RAW RECORDS —
....................

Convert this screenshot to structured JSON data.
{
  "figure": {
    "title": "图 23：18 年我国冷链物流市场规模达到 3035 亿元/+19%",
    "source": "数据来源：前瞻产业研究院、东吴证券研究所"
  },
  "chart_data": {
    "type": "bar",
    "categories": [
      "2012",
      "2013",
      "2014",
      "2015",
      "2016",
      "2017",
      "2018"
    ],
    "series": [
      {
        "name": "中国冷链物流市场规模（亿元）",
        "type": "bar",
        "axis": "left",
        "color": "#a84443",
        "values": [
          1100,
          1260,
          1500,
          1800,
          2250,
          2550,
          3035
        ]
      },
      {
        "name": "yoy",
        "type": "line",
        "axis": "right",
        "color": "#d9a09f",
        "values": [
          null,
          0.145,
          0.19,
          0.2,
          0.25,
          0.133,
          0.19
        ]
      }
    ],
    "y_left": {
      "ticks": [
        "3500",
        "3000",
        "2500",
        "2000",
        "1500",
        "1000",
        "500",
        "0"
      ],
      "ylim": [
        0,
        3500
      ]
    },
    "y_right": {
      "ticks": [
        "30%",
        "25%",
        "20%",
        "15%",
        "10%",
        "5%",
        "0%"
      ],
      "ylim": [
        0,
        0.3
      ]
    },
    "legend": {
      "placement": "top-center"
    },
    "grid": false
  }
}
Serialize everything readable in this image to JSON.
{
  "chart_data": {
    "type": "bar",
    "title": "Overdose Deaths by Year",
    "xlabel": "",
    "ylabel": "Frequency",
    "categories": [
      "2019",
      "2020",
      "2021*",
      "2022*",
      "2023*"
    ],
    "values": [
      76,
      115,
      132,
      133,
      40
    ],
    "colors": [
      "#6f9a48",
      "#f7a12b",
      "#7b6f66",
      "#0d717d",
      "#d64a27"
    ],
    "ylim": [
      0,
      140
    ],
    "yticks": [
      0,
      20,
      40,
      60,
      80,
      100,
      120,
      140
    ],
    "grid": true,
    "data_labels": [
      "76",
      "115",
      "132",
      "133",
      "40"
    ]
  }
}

....................

Go back to the data above and please quote exactly, and only, the lines from the line with "Serialize everything readable" through its last line.

SOLVED PROBLEM —
Serialize everything readable in this image to JSON.
{
  "chart_data": {
    "type": "bar",
    "title": "Overdose Deaths by Year",
    "xlabel": "",
    "ylabel": "Frequency",
    "categories": [
      "2019",
      "2020",
      "2021*",
      "2022*",
      "2023*"
    ],
    "values": [
      76,
      115,
      132,
      133,
      40
    ],
    "colors": [
      "#6f9a48",
      "#f7a12b",
      "#7b6f66",
      "#0d717d",
      "#d64a27"
    ],
    "ylim": [
      0,
      140
    ],
    "yticks": [
      0,
      20,
      40,
      60,
      80,
      100,
      120,
      140
    ],
    "grid": true,
    "data_labels": [
      "76",
      "115",
      "132",
      "133",
      "40"
    ]
  }
}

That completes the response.